Recorded data:
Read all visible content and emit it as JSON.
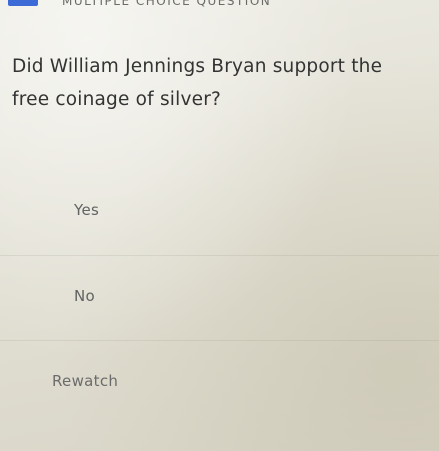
{
  "header": {
    "section_label": "MULTIPLE CHOICE QUESTION",
    "badge_color": "#3c6ad6"
  },
  "question": {
    "text": "Did William Jennings Bryan support the free coinage of silver?"
  },
  "options": [
    {
      "label": "Yes"
    },
    {
      "label": "No"
    }
  ],
  "actions": {
    "rewatch_label": "Rewatch"
  }
}
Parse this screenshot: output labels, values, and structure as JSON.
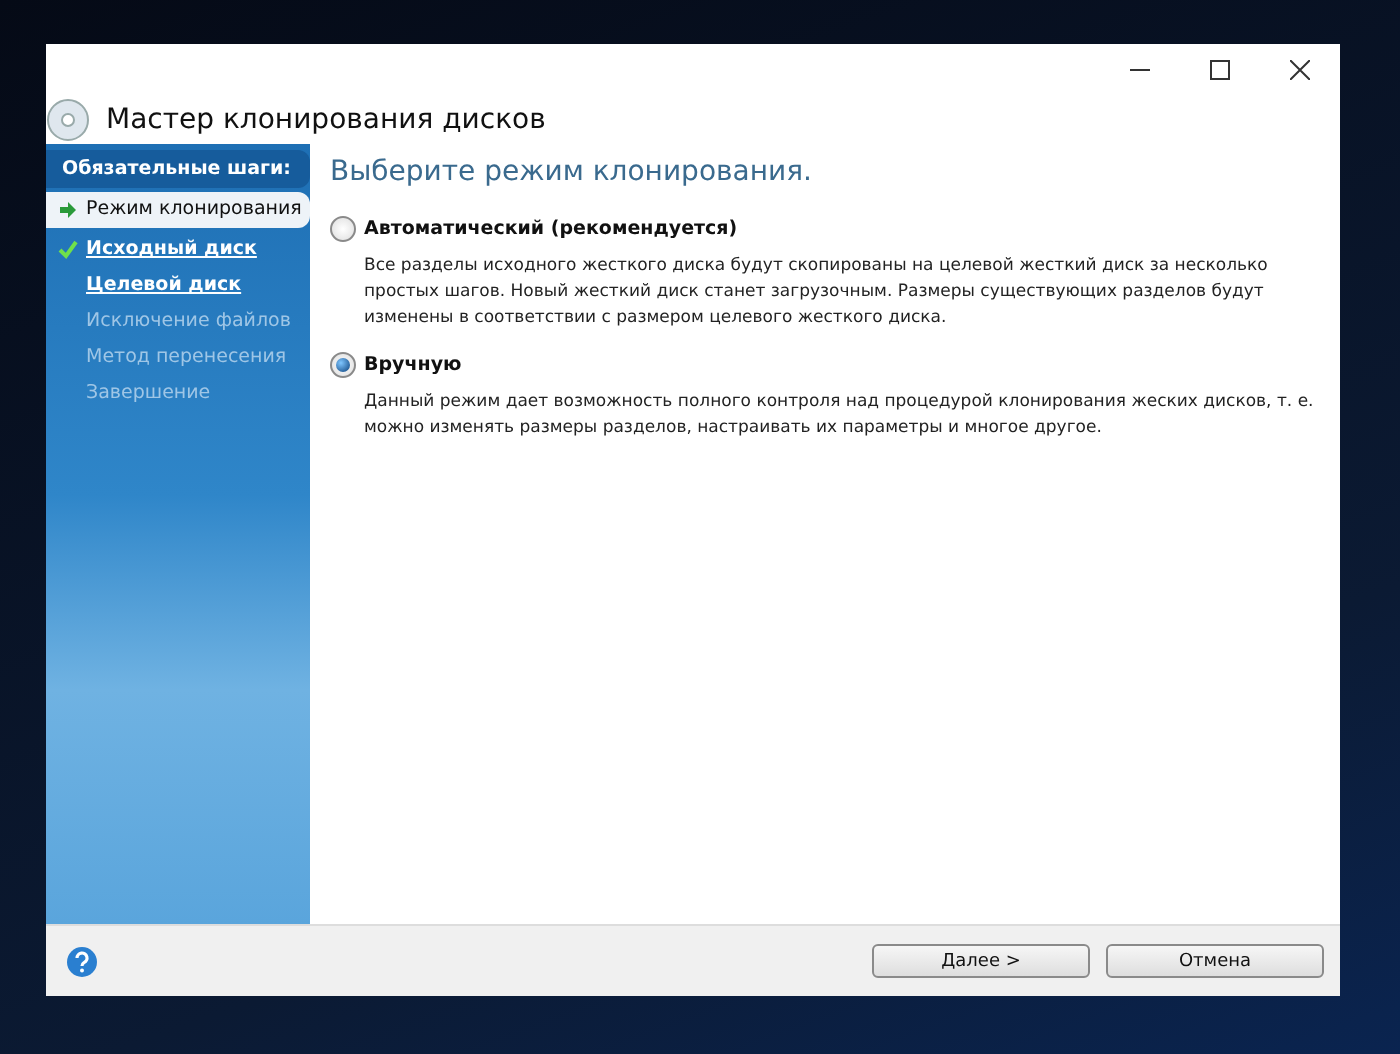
{
  "window": {
    "title": "Мастер клонирования дисков"
  },
  "sidebar": {
    "heading": "Обязательные шаги:",
    "items": [
      {
        "label": "Режим клонирования",
        "kind": "current"
      },
      {
        "label": "Исходный диск",
        "kind": "done"
      },
      {
        "label": "Целевой диск",
        "kind": "link"
      },
      {
        "label": "Исключение файлов",
        "kind": "disabled"
      },
      {
        "label": "Метод перенесения",
        "kind": "disabled"
      },
      {
        "label": "Завершение",
        "kind": "disabled"
      }
    ]
  },
  "content": {
    "heading": "Выберите режим клонирования.",
    "options": [
      {
        "label": "Автоматический (рекомендуется)",
        "selected": false,
        "description": "Все разделы исходного жесткого диска будут скопированы на целевой жесткий диск за несколько простых шагов. Новый жесткий диск станет загрузочным. Размеры существующих разделов будут изменены в соответствии с размером целевого жесткого диска."
      },
      {
        "label": "Вручную",
        "selected": true,
        "description": "Данный режим дает возможность полного контроля над процедурой клонирования жеских дисков, т. е. можно изменять размеры разделов, настраивать их параметры и многое другое."
      }
    ]
  },
  "buttons": [
    "Далее >",
    "Отмена"
  ]
}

• GIVEN PROBLEM: In the records above, locate the line containing "Parse this screenshot: output", then copy exactly that line and every line after it through the end, omitting pictures.

• RESULT BELOW:
Parse this screenshot: output labels, values, and structure as JSON.
{
  "window": {
    "title": "Мастер клонирования дисков"
  },
  "sidebar": {
    "heading": "Обязательные шаги:",
    "items": [
      {
        "label": "Режим клонирования",
        "kind": "current"
      },
      {
        "label": "Исходный диск",
        "kind": "done"
      },
      {
        "label": "Целевой диск",
        "kind": "link"
      },
      {
        "label": "Исключение файлов",
        "kind": "disabled"
      },
      {
        "label": "Метод перенесения",
        "kind": "disabled"
      },
      {
        "label": "Завершение",
        "kind": "disabled"
      }
    ]
  },
  "content": {
    "heading": "Выберите режим клонирования.",
    "options": [
      {
        "label": "Автоматический (рекомендуется)",
        "selected": false,
        "description": "Все разделы исходного жесткого диска будут скопированы на целевой жесткий диск за несколько простых шагов. Новый жесткий диск станет загрузочным. Размеры существующих разделов будут изменены в соответствии с размером целевого жесткого диска."
      },
      {
        "label": "Вручную",
        "selected": true,
        "description": "Данный режим дает возможность полного контроля над процедурой клонирования жеских дисков, т. е. можно изменять размеры разделов, настраивать их параметры и многое другое."
      }
    ]
  },
  "buttons": [
    "Далее >",
    "Отмена"
  ]
}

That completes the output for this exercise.